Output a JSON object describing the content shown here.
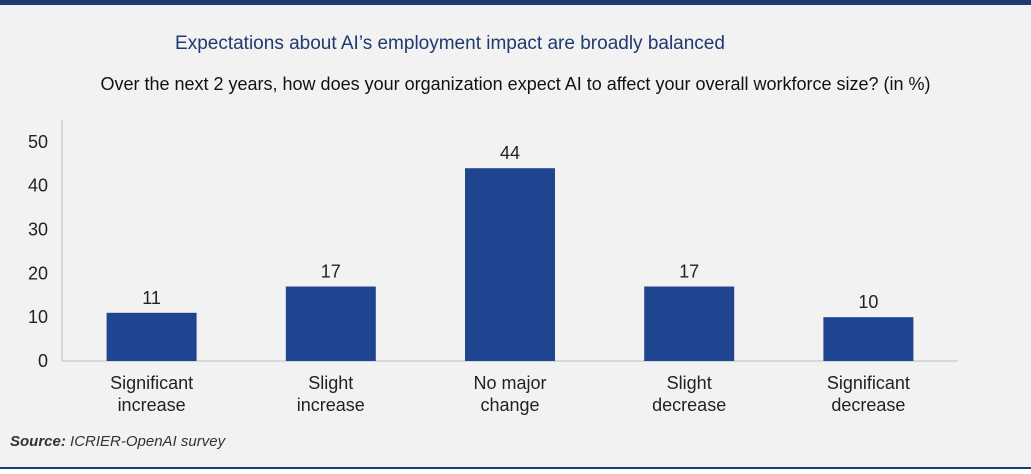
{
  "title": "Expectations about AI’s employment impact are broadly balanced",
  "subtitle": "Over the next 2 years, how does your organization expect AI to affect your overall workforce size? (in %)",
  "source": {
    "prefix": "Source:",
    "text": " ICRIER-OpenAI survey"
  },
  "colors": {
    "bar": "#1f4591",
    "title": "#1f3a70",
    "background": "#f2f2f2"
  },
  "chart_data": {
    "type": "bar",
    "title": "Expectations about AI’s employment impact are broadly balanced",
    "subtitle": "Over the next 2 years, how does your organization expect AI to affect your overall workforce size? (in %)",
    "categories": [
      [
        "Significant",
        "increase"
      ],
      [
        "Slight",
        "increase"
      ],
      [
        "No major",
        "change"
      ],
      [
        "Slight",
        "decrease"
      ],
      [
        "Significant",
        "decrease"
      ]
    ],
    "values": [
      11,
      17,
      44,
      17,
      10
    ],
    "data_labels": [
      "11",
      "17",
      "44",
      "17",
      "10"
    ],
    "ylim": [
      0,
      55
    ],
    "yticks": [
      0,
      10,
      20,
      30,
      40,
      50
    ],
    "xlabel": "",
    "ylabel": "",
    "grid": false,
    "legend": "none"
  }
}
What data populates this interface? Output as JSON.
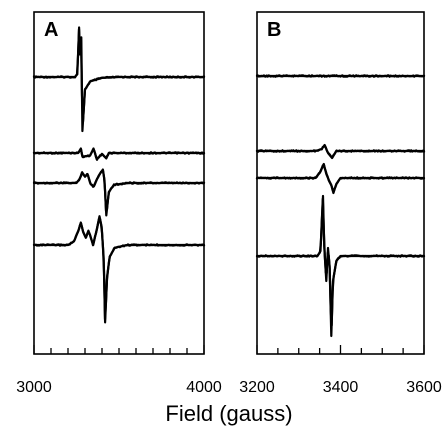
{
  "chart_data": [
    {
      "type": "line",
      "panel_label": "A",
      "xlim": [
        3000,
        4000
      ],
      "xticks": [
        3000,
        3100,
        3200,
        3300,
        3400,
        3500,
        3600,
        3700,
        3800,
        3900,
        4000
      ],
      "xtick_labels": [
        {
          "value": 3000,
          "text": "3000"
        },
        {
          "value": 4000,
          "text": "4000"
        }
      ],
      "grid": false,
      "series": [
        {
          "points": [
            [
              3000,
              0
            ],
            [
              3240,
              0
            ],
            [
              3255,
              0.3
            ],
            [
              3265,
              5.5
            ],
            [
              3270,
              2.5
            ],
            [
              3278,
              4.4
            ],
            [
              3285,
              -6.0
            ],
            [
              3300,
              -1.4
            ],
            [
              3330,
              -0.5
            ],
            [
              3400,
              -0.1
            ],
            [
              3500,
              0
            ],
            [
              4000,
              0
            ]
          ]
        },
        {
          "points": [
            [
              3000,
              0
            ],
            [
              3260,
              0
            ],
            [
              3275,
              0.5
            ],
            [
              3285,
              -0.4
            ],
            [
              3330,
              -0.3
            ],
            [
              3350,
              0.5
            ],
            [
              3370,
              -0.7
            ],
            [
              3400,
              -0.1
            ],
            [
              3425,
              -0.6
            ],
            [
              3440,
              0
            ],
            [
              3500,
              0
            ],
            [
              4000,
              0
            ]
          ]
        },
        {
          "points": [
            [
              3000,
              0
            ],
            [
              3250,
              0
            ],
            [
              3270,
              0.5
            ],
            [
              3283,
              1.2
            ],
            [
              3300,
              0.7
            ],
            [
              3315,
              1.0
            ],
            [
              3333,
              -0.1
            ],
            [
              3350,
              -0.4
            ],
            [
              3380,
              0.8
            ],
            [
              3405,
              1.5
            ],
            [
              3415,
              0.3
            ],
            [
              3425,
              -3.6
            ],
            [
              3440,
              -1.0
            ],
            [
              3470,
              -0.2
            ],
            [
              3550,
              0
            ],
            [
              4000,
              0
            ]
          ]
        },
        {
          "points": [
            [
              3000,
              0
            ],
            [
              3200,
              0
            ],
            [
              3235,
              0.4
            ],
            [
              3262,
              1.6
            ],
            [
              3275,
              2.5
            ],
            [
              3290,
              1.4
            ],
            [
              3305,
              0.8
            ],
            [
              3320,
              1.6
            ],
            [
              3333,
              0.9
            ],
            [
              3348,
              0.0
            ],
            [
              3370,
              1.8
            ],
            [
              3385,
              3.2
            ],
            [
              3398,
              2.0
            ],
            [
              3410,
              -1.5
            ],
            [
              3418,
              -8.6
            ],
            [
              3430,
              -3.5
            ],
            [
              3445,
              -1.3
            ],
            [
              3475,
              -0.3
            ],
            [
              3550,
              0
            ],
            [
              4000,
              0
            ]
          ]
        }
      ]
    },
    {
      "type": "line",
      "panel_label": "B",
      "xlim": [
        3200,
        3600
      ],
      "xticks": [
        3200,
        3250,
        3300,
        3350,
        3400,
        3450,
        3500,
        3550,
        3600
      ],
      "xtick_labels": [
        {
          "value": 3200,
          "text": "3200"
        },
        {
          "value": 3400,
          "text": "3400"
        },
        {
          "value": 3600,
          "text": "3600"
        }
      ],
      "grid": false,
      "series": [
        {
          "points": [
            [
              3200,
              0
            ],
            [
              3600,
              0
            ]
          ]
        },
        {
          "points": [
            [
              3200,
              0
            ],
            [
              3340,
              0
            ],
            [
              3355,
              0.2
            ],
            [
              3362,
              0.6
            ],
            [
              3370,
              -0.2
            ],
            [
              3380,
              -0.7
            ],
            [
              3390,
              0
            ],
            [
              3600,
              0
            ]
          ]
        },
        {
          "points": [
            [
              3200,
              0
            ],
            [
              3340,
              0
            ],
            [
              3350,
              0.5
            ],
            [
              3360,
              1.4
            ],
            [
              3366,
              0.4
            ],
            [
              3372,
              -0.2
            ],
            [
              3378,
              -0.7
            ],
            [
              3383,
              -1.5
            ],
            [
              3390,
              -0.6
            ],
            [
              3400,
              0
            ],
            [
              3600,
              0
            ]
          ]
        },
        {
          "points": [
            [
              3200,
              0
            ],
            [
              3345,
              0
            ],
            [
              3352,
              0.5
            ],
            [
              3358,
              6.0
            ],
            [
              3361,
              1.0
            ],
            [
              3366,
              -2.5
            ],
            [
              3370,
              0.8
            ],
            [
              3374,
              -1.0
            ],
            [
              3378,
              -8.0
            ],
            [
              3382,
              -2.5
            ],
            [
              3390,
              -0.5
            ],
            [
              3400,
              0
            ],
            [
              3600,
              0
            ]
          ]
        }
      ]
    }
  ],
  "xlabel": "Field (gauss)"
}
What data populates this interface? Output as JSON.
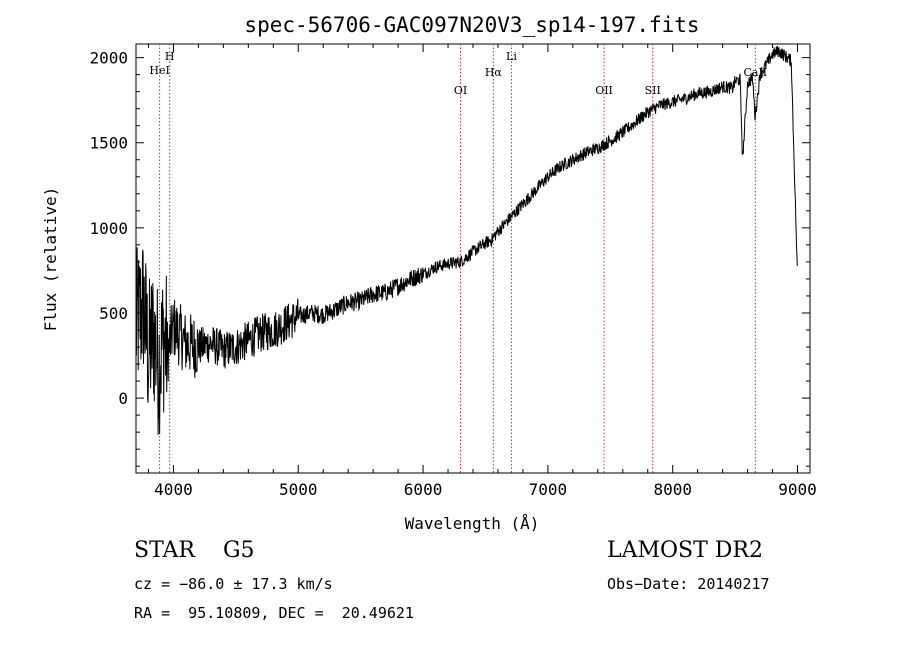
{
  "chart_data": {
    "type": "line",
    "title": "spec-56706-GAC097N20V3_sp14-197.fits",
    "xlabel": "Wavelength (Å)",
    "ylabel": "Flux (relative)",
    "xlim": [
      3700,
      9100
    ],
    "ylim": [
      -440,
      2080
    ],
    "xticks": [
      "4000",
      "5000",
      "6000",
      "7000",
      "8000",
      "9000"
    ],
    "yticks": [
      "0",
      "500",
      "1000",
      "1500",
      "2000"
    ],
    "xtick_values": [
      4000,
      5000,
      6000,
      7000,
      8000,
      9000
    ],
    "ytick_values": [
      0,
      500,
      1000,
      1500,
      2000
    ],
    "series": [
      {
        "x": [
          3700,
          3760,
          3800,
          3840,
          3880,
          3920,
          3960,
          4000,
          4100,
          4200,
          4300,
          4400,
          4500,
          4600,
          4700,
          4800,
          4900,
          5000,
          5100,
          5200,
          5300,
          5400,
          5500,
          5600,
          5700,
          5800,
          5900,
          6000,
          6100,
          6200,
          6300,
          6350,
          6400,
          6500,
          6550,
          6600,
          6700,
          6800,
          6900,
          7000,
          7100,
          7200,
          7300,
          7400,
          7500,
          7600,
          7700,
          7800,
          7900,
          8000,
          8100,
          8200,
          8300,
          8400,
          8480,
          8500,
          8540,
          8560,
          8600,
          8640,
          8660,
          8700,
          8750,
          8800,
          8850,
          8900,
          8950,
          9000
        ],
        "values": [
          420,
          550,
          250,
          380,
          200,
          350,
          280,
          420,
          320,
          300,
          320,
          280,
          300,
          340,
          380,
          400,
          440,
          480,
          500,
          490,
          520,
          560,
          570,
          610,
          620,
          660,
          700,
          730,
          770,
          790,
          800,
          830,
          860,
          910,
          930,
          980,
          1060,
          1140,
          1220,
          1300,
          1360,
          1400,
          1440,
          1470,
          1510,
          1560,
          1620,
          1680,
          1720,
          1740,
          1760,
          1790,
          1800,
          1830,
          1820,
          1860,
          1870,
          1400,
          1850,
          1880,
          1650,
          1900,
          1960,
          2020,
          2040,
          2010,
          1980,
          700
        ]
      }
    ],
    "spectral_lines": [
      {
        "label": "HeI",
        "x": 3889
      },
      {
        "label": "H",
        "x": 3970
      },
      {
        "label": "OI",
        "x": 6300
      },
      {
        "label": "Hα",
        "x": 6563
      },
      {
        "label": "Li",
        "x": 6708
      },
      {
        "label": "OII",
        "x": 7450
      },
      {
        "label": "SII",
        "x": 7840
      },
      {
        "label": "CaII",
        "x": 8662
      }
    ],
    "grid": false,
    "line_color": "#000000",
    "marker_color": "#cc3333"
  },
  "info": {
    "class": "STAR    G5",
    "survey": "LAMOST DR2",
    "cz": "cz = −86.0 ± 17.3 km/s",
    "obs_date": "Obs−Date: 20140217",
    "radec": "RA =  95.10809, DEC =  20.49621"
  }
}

## [Exercise task]
Copy each line above that contains the word "balanced".

## [Right answer]
  "title": "Expectations about AI’s employment impact are broadly balanced",
    "title": "Expectations about AI’s employment impact are broadly balanced",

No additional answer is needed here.